Page text »
━━━━━━━━━━━━━━━━
Are you an employer who needs to pay a federal unemployment tax? Then, you might have to complete Form 940 and file it with the IRS each year. It is mainly used to report FUTA payments made during the course of a financial year. There might be an outstanding FUTA payment as well.
FUTA is the abbreviation for Federal Unemployment Tax Act. Businesses mostly pay this tax, and employee wages are not sacrificed here. Moreover, FUTA taxes assist in covering unemployment expenses. If you want to gain a complete idea of Form number 940 and FUTA tax, delve deep into the article.
What Is Form 940?
If you are liable to pay FUTA taxes, the IRS Form 940 must be paid. It is the tax form one must pay every year, although there might be quarterly deposits to FUTA tax. It is quite different other tax forms, owing to a variety of reasons.
Employers might have to report the distinction between the unemployment taxes they have already paid and the previous year’s owed amount. In order to understand how the 940 Form works, you might have to check other relevant details.
Does Everybody Have To File This Form?
As per the IRS, one must make FUTA payments as well as file Form 940 in case any of this is true:
- During an entire year, you paid your employees a wage of more than $1,500 or equivalent.
- There was at least an employee for some portion in a day in 20 weeks or more. It can either be a part-time or full-time endeavor.
However, you do not have to worry about filling out the 940 Form if you only hire independent contractors. The reason is that, then, you don’t have to pay unemployment taxes on the wages. Then, you might have to fill out Form 1099-NEC for every single contractor.
When To Fill Out Form 940?
FUTA payments are due on each calendar quarter. Contrastingly, one might have to submit the 940 Form once every year. It remains due on 31st January of each year. However, if the said date is a holiday or a weekend, employers might file the form on the coming business day.
━━━━━━━━━━━━━━━━
Extracted records »
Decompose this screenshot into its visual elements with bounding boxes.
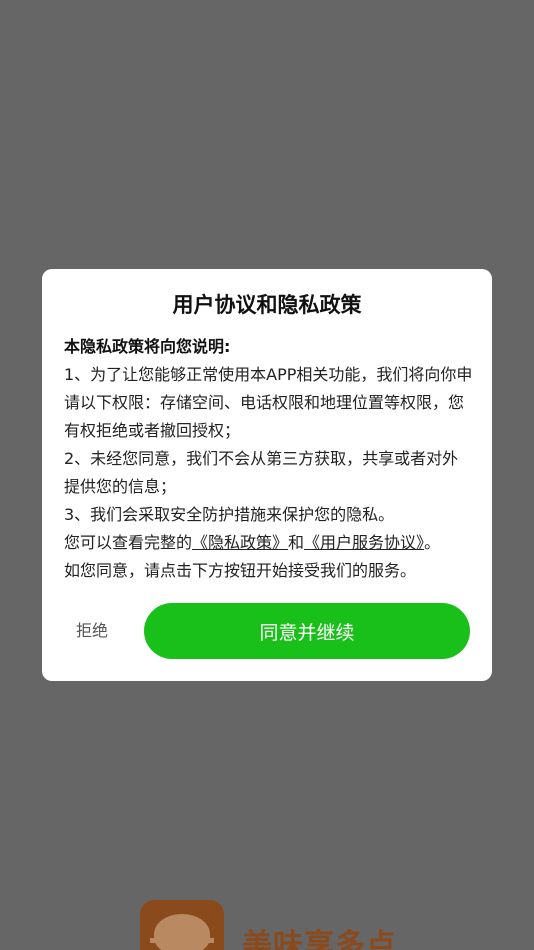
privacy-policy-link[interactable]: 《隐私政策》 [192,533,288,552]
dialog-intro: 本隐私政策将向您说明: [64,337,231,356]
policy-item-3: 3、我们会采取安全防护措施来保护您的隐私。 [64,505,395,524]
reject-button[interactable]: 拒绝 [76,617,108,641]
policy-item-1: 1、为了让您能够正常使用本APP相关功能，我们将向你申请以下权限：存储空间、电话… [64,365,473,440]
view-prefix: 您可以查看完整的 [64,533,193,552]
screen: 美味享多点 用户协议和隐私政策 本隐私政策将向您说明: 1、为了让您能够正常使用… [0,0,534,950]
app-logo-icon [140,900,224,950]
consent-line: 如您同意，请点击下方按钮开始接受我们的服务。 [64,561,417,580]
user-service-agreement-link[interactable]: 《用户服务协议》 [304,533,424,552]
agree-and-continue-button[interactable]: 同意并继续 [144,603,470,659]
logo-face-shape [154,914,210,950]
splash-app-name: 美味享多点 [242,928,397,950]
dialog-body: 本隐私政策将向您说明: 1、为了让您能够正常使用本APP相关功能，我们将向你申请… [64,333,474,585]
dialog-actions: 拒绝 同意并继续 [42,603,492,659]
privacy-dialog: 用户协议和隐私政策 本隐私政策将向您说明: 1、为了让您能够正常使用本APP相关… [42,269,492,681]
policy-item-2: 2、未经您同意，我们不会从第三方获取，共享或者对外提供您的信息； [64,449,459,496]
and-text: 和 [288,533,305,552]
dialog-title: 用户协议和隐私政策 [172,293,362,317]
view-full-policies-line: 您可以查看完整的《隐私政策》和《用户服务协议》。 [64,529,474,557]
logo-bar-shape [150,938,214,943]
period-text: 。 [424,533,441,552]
━━━━━━━━━━━━━━━━
Objectives »
1 – According to the Form 940 page, on what date is the form due each year?
2 – In the Form 940 page, take the passage that begins at "However, you do" and stops after "every single contractor.", and write it out with "independent contractors" swapped for "freelancers".
3 – Write the next part of the Form 940 page, picking up after its last sentence.
The listing has nothing to do with the Form 940 page.

Final results »
1 – It is due on January 31st of each year.

2 –
However, you do not have to worry about filling out the 940 Form if you only hire freelancers. The reason is that, then, you don’t have to pay unemployment taxes on the wages. Then, you might have to fill out Form 1099-NEC for every single contractor.

3 –
Failing to do so might charge a penalty of over 5%, which will increase every month. While the form is due only once every year, payments must be made throughout the year. Businesses that owe $500 annually in FUTA taxes should make quarterly payments to steer clear of penalties.
To file a Form 940 and make online payments, employers might use the IRS EFW system or Electronic Funds Withdrawal. In case they mail the documents, the IRS address is dependent on their location. Further, their mode of paying the tax is also a significant consideration.
That being said, the filing addresses might alter from time to time. Thus, it is significant to track the IRS web page prior to mailing the 940 Form.
Steps To Fill Out The 940 Form
The 940 Form is a 2-page form presented by the IRS. At first, you have to fill out certain basic data about your business. This will include your EIN or employer identification number, business name, and address. Remember, you cannot write a different tax identification number in the section of EIN.
The first step includes the IRS telling you how many states you actually pay unemployment taxes. In-Line 1A, you will specify if you pay the taxes in just one state, whereas Line 1B is dedicated to multi-state employers. On checking the boxes in Lines 2 and 1B, fill out Schedule A in Form 940.
Step 2 is for calculating the FUTA tax liabilities. In Line 3, you might have to specify what payments you make to employees. On the other hand, you have to state your FUTA-exempt payments on Line 4. In lines 6 to 8, you might have to calculate the total taxable wages in FUTA.
You might have to make adjustments that are considered in your state’s rule for unemployment taxes. If you have already recorded your FUTA wages in the past section, multiply 0.0054 from Line 7. Whatever amount you get, write it down in Line 9. Crawl back again to Part 4.
If they aren’t already mentioned on the worksheet, make sure you calculate all your adjustments and note them down.
In Line 12, you might have to add Lines 8 to 11 and then calculate your entire FUTA tax. In Line 13, the form might ask you to fill out FUTA payments you have already made this year. Lines 14 as well as 15 determine if you have an outstanding balance to pay.
Remember the amount you wrote down in Line 12? If the amount exceeds $500, use 16A-D boxes and report the FUTA liabilities you own for every quarter. Ensure that all these additions must be clearly stated in Line 12 to refrain from penalties.
How Is Form 940 Different From Form 941?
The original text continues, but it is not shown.